Collected data
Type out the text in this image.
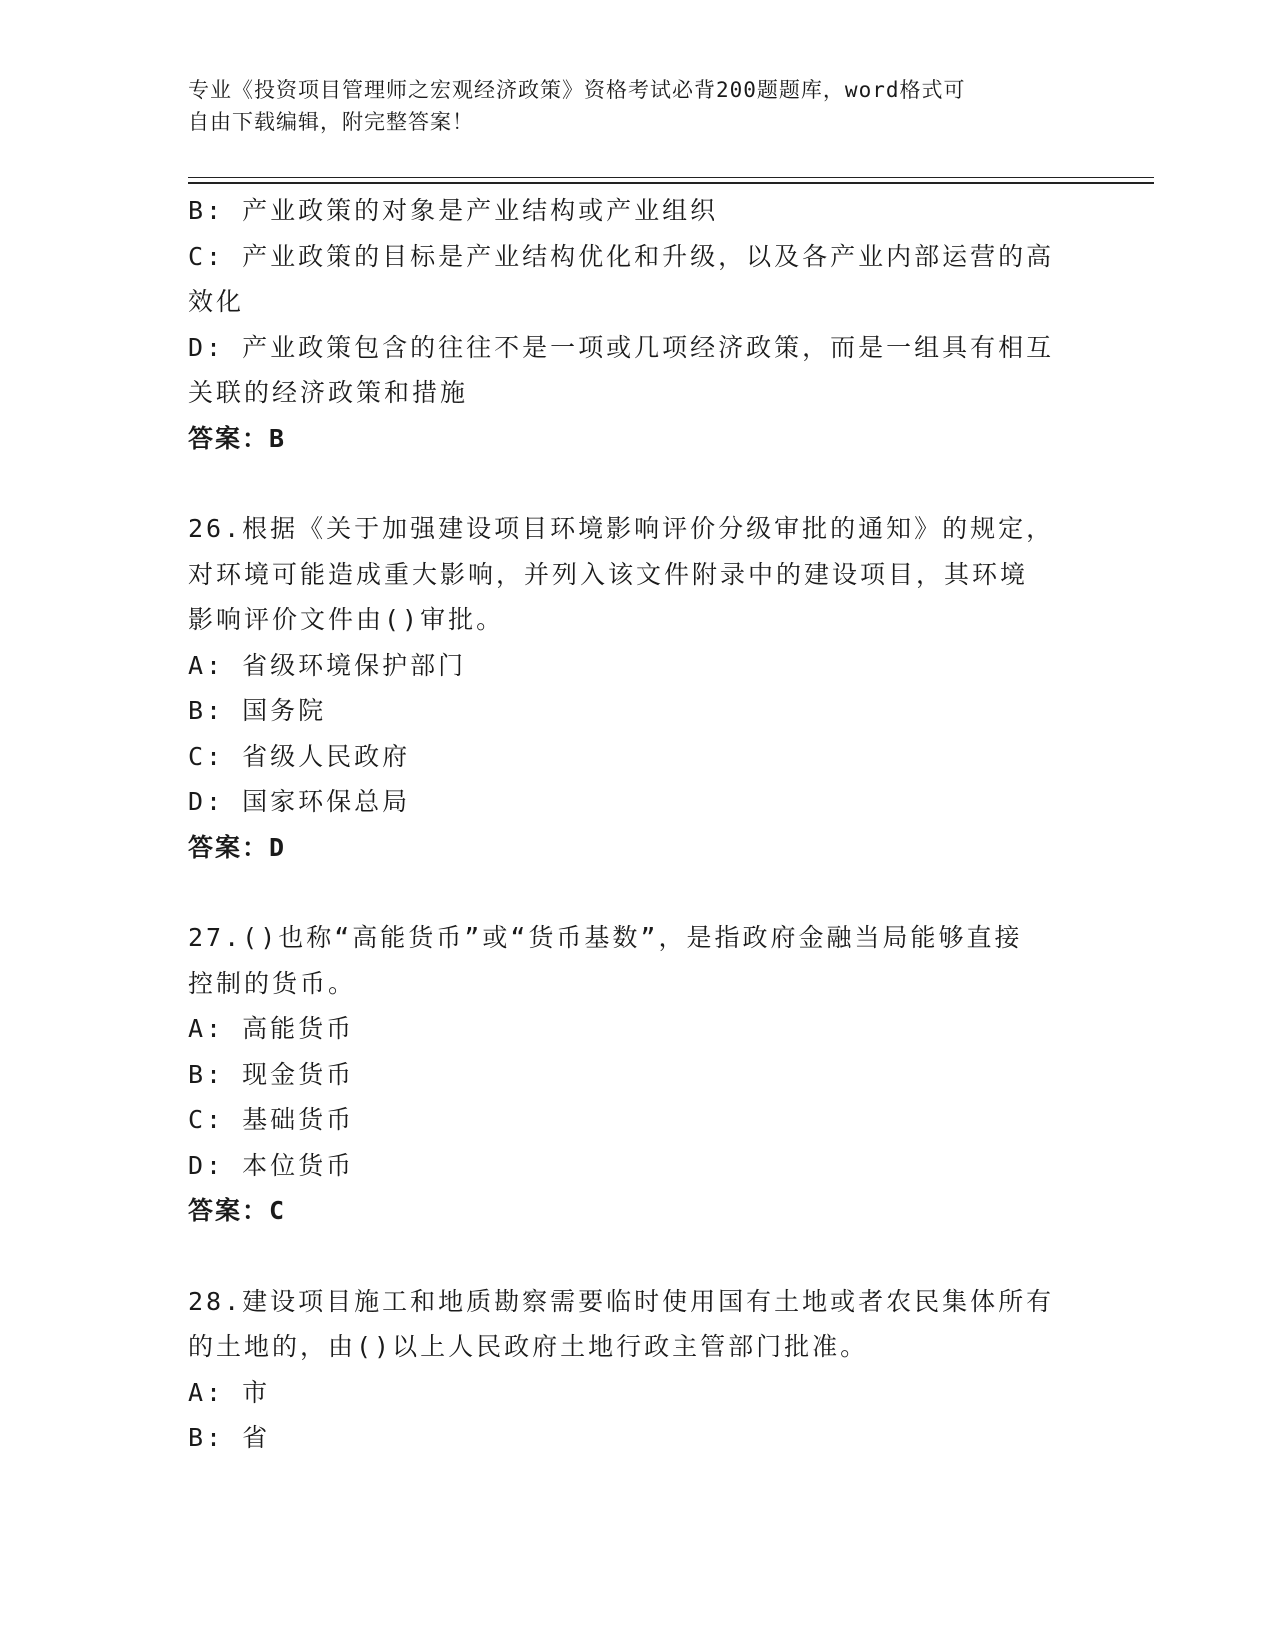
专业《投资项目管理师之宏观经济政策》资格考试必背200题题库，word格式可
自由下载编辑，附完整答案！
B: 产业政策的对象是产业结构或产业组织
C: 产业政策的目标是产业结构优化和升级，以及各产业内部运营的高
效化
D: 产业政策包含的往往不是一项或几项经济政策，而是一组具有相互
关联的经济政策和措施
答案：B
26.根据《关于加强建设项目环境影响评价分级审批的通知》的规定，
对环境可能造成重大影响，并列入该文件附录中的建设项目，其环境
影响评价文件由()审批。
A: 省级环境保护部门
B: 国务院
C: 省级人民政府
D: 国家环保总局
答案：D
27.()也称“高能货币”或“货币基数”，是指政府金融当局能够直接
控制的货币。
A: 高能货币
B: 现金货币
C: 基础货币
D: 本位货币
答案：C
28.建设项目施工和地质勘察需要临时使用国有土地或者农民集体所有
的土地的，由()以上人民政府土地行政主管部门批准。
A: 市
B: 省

▶ EXERCISE REQUIREMENTS
Extract every line of the data exactly; pictures stay out.

▶ THE REPLY
Type out the text in this image.
专业《投资项目管理师之宏观经济政策》资格考试必背200题题库，word格式可
自由下载编辑，附完整答案！
B: 产业政策的对象是产业结构或产业组织
C: 产业政策的目标是产业结构优化和升级，以及各产业内部运营的高
效化
D: 产业政策包含的往往不是一项或几项经济政策，而是一组具有相互
关联的经济政策和措施
答案：B
26.根据《关于加强建设项目环境影响评价分级审批的通知》的规定，
对环境可能造成重大影响，并列入该文件附录中的建设项目，其环境
影响评价文件由()审批。
A: 省级环境保护部门
B: 国务院
C: 省级人民政府
D: 国家环保总局
答案：D
27.()也称“高能货币”或“货币基数”，是指政府金融当局能够直接
控制的货币。
A: 高能货币
B: 现金货币
C: 基础货币
D: 本位货币
答案：C
28.建设项目施工和地质勘察需要临时使用国有土地或者农民集体所有
的土地的，由()以上人民政府土地行政主管部门批准。
A: 市
B: 省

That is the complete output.